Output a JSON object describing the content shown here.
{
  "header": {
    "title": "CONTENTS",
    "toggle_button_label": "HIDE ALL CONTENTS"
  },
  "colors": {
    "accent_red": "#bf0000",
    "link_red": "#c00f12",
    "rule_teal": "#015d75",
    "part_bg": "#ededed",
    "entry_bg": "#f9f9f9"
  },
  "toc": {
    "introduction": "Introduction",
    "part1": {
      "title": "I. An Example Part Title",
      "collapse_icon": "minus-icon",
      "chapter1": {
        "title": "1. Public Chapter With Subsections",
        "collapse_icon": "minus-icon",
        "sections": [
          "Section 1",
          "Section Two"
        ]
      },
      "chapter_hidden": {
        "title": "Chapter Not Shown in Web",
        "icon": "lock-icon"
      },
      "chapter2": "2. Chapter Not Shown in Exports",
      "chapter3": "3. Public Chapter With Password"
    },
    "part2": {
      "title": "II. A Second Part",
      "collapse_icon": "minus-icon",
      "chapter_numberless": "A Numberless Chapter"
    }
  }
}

────────────────

*Exercise prompt*.
All of the material above needs to be copied exactly.

*Answer to the exercise*.
Output a JSON object describing the content shown here.
{
  "header": {
    "title": "CONTENTS",
    "toggle_button_label": "HIDE ALL CONTENTS"
  },
  "colors": {
    "accent_red": "#bf0000",
    "link_red": "#c00f12",
    "rule_teal": "#015d75",
    "part_bg": "#ededed",
    "entry_bg": "#f9f9f9"
  },
  "toc": {
    "introduction": "Introduction",
    "part1": {
      "title": "I. An Example Part Title",
      "collapse_icon": "minus-icon",
      "chapter1": {
        "title": "1. Public Chapter With Subsections",
        "collapse_icon": "minus-icon",
        "sections": [
          "Section 1",
          "Section Two"
        ]
      },
      "chapter_hidden": {
        "title": "Chapter Not Shown in Web",
        "icon": "lock-icon"
      },
      "chapter2": "2. Chapter Not Shown in Exports",
      "chapter3": "3. Public Chapter With Password"
    },
    "part2": {
      "title": "II. A Second Part",
      "collapse_icon": "minus-icon",
      "chapter_numberless": "A Numberless Chapter"
    }
  }
}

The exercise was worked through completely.